### Dataset excerpts
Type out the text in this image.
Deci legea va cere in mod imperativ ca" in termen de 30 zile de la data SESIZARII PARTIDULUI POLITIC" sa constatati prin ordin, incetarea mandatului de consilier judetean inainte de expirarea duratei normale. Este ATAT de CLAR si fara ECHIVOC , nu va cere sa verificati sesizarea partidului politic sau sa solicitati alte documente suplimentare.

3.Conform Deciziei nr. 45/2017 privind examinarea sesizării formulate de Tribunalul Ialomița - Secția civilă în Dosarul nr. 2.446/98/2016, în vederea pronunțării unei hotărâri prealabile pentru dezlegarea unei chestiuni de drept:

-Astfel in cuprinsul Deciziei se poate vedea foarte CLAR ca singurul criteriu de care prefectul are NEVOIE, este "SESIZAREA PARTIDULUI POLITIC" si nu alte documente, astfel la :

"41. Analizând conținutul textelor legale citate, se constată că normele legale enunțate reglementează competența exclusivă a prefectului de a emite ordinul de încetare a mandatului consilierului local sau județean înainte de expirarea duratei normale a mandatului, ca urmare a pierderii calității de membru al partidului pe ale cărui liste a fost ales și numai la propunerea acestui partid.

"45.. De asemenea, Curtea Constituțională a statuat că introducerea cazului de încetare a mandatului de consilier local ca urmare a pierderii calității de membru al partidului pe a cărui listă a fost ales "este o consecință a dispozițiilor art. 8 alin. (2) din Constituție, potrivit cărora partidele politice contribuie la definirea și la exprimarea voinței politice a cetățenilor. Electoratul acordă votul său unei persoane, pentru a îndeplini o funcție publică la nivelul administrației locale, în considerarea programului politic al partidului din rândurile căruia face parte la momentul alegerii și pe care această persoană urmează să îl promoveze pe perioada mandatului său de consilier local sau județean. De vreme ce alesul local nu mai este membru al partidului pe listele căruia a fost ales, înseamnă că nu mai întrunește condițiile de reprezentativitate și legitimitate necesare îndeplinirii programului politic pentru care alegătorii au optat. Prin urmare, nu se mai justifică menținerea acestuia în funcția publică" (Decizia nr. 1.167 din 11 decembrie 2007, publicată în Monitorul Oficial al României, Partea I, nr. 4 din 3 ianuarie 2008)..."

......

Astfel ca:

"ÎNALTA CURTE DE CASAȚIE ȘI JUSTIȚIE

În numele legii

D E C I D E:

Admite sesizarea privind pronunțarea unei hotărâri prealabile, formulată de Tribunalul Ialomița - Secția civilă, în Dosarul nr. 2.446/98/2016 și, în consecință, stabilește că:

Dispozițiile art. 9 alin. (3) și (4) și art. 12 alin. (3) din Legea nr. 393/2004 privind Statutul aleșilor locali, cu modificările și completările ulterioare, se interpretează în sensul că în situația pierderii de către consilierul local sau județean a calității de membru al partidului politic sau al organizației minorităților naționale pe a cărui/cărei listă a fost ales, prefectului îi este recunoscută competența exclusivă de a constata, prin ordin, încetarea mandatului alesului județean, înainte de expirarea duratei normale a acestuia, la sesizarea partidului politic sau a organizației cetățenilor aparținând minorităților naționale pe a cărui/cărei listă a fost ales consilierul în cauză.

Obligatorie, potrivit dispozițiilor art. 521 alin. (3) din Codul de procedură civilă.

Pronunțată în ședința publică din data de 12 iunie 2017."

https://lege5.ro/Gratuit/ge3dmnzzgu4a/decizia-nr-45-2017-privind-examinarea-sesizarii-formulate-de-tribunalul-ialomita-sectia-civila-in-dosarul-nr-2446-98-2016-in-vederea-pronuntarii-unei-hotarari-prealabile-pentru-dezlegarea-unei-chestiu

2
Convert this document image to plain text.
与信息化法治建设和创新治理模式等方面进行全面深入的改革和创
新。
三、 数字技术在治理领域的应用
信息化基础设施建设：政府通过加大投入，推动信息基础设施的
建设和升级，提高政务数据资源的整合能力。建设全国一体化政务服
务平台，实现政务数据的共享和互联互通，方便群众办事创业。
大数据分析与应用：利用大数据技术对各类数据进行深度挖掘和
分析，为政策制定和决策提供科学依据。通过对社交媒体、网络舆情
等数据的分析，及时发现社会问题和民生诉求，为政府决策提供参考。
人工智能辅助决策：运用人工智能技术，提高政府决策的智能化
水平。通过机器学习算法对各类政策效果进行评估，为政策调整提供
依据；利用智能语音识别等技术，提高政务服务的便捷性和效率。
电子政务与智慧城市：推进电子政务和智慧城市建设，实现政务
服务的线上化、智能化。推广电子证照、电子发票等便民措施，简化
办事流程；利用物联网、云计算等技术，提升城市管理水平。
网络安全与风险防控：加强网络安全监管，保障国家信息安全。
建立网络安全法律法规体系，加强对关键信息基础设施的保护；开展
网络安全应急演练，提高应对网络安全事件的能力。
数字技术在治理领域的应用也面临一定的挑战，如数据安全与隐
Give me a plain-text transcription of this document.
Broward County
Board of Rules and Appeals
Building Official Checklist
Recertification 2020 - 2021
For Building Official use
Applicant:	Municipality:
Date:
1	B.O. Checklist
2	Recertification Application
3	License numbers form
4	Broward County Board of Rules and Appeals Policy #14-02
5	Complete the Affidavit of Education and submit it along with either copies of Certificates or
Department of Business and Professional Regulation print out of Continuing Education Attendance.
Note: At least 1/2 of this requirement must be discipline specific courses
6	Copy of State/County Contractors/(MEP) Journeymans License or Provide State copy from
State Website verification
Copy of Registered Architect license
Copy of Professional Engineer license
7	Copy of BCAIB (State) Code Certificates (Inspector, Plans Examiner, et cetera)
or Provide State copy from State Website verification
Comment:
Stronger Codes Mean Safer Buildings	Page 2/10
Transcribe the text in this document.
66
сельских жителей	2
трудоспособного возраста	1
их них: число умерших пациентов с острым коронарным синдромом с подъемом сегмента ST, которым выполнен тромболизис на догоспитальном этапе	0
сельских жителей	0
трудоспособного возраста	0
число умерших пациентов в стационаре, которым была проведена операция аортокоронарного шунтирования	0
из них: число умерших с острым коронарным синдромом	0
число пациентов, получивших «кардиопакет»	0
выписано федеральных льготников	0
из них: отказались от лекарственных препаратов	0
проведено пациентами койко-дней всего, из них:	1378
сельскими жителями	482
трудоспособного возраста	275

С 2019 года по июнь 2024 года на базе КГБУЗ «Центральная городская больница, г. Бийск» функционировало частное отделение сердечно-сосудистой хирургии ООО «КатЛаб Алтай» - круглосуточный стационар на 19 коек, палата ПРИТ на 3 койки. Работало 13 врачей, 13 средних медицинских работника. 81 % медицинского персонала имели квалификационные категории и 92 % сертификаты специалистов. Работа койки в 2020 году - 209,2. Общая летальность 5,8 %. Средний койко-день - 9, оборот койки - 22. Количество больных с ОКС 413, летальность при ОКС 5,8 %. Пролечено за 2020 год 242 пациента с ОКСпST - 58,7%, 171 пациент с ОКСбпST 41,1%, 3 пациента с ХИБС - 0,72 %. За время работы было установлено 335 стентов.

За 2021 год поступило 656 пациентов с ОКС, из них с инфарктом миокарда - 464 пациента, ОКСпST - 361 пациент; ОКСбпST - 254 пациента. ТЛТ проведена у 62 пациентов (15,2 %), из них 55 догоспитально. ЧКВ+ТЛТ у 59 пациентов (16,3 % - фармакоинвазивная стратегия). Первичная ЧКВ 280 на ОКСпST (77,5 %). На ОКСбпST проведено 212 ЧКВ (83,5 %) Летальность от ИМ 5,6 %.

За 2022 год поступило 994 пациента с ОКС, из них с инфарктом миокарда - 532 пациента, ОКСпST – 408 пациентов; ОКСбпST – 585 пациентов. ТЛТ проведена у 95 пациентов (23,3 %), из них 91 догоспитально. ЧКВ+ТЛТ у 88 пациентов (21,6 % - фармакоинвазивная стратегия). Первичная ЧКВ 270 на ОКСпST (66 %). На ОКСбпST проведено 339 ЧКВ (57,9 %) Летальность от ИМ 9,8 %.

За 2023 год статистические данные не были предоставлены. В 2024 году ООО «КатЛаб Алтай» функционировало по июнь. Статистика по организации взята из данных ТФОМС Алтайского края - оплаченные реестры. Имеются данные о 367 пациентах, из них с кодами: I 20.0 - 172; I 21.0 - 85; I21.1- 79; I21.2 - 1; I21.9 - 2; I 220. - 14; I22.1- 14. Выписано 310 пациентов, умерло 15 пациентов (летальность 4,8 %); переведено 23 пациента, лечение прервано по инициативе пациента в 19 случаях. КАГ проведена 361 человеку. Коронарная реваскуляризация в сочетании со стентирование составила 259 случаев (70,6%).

### Goal
Search the lines for the word "Official" and report how many contain it, by number only.

### Written solution
2